(Records from a collection of figures)
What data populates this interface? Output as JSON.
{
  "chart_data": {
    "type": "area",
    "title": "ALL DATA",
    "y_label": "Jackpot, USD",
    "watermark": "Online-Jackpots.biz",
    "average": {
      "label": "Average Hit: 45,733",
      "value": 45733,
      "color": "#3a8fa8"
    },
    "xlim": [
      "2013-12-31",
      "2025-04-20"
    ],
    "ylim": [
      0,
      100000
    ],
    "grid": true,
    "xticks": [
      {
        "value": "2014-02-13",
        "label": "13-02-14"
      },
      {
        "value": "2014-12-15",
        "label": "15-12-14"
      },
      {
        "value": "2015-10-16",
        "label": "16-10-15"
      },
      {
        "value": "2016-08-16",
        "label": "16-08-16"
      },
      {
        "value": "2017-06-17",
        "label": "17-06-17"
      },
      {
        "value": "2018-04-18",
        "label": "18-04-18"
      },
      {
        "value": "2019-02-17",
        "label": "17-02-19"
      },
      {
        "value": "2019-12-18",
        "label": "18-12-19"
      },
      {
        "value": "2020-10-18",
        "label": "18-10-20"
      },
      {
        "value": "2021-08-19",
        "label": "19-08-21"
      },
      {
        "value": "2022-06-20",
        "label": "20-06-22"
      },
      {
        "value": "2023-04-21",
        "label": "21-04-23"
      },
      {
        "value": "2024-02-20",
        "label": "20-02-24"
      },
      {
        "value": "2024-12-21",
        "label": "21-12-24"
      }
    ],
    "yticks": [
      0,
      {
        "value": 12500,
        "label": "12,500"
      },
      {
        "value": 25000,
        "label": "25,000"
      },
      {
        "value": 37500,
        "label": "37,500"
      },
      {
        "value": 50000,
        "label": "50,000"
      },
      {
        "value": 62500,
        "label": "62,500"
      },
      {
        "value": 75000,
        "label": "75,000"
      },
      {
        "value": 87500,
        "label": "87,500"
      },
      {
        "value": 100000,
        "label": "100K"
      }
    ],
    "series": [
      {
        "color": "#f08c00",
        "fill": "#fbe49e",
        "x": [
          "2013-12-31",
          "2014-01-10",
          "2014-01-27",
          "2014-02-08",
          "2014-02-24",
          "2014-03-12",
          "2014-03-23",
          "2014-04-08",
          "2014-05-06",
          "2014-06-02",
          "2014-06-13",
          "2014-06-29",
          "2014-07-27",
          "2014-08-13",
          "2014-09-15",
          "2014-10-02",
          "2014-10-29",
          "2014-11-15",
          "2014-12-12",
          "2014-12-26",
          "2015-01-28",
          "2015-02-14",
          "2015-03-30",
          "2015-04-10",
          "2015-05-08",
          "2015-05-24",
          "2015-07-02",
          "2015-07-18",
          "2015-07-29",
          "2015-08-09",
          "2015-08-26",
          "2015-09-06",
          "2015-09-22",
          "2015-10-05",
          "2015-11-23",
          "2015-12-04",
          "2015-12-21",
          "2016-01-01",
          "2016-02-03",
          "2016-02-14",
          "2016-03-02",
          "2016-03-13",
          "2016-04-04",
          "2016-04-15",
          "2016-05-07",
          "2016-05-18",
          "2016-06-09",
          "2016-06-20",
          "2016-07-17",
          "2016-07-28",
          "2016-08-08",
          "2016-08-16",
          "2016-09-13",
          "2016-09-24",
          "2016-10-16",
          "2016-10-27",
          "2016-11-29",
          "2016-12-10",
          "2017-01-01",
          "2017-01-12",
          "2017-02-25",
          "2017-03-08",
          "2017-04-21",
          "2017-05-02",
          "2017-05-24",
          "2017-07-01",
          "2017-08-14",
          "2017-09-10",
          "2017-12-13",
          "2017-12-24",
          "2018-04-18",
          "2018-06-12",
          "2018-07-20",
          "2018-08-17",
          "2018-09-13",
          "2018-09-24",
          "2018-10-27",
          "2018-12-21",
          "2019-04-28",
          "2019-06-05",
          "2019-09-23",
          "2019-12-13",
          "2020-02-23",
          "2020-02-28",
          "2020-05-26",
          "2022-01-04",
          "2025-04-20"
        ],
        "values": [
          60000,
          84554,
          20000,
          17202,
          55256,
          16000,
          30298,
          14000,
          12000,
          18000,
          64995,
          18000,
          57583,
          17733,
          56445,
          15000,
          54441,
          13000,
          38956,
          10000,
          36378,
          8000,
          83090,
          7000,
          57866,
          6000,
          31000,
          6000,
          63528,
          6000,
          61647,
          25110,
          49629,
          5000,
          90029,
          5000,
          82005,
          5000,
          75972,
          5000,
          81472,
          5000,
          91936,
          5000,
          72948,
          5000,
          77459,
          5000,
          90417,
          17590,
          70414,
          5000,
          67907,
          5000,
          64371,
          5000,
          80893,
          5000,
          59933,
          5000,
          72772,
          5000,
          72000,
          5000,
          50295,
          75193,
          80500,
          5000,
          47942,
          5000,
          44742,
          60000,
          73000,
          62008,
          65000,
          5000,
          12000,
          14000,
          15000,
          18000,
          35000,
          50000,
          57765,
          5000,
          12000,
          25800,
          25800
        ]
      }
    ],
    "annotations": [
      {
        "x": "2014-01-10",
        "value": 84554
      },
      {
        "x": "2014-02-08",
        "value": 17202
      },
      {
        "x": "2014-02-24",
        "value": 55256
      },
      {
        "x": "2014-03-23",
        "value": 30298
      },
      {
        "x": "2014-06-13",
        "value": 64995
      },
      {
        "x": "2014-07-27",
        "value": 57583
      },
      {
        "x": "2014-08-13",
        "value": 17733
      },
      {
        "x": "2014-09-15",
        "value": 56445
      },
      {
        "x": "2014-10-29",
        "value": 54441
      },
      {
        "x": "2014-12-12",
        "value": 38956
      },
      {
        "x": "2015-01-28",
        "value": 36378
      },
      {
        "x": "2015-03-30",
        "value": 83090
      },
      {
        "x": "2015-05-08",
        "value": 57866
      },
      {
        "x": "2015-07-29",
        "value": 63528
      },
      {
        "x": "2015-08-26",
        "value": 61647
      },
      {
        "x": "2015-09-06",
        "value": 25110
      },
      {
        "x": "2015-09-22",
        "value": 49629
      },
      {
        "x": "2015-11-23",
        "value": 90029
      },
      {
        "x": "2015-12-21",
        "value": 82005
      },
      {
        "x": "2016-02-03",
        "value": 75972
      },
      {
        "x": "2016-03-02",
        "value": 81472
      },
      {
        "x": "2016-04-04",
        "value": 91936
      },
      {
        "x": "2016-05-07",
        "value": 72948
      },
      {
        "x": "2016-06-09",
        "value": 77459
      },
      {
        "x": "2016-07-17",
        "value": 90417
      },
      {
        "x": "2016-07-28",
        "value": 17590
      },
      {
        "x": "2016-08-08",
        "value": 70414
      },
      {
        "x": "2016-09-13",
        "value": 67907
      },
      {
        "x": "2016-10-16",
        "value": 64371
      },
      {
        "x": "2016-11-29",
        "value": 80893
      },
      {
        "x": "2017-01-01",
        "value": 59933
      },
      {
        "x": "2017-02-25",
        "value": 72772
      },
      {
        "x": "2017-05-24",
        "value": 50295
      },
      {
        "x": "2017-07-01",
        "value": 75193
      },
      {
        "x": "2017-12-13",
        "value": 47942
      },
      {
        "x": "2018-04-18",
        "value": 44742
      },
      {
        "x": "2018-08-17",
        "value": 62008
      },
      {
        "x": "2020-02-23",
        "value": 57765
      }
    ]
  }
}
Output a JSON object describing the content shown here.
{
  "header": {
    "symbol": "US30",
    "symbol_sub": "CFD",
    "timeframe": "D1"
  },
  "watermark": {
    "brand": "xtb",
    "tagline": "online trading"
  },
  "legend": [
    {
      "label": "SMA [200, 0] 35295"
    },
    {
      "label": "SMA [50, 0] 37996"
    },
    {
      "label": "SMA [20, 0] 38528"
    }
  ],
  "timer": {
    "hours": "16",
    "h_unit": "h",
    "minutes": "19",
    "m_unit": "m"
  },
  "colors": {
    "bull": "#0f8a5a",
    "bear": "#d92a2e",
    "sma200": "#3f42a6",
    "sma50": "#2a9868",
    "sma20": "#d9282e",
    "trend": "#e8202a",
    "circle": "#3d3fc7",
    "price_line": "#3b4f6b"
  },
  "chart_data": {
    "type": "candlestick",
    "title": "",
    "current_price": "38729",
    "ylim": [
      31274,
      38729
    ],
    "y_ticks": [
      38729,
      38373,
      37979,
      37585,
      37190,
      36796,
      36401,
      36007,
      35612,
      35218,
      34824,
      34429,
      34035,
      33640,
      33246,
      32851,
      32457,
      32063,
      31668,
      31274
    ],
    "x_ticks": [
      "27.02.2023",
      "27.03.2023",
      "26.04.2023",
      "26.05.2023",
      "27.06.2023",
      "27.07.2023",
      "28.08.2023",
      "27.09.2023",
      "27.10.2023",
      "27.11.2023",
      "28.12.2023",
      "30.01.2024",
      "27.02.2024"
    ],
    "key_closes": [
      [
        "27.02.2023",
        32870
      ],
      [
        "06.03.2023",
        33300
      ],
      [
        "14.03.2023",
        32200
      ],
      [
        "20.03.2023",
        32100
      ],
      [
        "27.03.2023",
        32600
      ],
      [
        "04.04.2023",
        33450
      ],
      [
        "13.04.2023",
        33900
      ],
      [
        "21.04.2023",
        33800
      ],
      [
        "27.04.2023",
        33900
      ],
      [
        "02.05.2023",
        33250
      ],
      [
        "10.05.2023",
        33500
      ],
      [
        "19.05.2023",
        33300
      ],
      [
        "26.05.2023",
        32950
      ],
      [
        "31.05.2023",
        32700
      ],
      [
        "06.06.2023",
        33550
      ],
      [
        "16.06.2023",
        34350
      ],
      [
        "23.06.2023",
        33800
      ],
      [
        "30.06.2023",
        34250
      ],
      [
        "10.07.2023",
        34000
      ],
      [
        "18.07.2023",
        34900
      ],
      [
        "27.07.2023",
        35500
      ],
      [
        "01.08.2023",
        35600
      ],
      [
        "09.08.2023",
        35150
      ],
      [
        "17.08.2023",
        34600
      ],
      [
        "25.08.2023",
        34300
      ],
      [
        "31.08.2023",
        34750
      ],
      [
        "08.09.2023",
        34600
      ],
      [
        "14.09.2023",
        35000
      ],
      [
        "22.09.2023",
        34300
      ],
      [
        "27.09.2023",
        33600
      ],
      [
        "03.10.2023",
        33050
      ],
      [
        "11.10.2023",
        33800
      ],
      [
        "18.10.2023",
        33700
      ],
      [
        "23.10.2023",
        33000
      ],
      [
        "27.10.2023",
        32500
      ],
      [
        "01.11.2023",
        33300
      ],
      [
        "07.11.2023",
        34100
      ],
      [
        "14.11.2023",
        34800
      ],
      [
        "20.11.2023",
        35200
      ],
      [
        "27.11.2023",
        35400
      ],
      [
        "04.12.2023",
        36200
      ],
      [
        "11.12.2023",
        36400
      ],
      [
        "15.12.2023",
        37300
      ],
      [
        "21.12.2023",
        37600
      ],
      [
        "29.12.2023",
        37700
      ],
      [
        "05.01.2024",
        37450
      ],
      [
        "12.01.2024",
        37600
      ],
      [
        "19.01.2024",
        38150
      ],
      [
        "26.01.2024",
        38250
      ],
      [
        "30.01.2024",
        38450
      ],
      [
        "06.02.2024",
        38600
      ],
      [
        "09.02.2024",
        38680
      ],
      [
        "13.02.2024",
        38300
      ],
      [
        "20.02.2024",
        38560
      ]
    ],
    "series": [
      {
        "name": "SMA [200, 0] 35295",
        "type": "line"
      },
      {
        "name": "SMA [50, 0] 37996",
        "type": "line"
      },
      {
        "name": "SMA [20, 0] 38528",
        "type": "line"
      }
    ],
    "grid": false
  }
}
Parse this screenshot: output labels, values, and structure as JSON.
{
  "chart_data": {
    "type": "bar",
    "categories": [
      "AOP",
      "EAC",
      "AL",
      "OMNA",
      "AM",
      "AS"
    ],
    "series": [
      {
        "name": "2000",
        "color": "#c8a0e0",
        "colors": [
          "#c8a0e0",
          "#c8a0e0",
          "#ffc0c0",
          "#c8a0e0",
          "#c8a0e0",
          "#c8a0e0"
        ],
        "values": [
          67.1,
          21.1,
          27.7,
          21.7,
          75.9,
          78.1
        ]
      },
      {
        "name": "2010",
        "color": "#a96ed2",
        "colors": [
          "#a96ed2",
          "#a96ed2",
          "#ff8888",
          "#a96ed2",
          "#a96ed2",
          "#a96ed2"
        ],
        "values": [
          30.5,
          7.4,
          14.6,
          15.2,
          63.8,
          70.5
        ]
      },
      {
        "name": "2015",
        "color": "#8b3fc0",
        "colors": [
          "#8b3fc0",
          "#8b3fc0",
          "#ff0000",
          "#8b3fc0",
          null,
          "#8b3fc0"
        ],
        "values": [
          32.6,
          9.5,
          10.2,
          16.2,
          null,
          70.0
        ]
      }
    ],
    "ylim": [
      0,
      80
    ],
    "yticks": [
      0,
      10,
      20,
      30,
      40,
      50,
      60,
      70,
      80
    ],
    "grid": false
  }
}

= YOUR INSTRUCTIONS =
Select every line in the material above where the string "this" occurs, and copy it.

= COMPLETE OUTPUT =
What data populates this interface? Output as JSON.
Parse this screenshot: output labels, values, and structure as JSON.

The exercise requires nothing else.